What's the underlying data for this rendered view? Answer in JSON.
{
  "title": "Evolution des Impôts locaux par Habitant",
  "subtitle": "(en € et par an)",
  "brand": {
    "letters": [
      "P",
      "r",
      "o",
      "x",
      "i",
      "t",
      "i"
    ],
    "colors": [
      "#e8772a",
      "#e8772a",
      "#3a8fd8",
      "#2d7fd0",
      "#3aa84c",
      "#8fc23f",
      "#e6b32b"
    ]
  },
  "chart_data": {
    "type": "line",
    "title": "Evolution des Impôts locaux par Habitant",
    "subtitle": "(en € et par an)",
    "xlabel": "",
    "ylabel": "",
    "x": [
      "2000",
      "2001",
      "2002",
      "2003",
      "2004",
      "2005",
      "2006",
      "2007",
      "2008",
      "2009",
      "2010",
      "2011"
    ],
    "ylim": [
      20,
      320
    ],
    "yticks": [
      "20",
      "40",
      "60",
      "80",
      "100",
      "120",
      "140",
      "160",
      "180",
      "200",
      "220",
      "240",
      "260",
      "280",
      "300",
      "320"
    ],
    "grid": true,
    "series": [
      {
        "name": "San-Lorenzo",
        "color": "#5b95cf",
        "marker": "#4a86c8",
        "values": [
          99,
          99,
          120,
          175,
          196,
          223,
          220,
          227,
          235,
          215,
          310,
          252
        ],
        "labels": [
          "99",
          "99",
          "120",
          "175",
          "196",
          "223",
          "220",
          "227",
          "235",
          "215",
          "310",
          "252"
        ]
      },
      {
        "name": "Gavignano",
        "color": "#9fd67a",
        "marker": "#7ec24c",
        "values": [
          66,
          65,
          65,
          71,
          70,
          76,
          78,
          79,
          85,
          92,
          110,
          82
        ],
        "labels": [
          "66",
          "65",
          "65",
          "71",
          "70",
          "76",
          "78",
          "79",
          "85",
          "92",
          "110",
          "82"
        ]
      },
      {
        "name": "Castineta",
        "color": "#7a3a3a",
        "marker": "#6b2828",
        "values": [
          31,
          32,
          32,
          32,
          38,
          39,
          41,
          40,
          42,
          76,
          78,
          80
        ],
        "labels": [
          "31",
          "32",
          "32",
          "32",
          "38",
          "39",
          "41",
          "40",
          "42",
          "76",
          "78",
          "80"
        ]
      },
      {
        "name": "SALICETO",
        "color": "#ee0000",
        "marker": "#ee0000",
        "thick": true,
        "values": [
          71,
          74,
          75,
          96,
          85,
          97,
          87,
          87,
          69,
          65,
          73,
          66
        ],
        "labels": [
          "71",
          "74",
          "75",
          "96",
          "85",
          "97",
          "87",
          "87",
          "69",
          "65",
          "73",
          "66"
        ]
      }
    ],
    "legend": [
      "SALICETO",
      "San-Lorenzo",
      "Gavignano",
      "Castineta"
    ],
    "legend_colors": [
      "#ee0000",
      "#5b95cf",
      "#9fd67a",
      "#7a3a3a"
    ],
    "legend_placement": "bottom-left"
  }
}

Exercise objective → Pull out each line of the listing that holds the string "Impôts".

Written solution →
  "title": "Evolution des Impôts locaux par Habitant",
    "title": "Evolution des Impôts locaux par Habitant",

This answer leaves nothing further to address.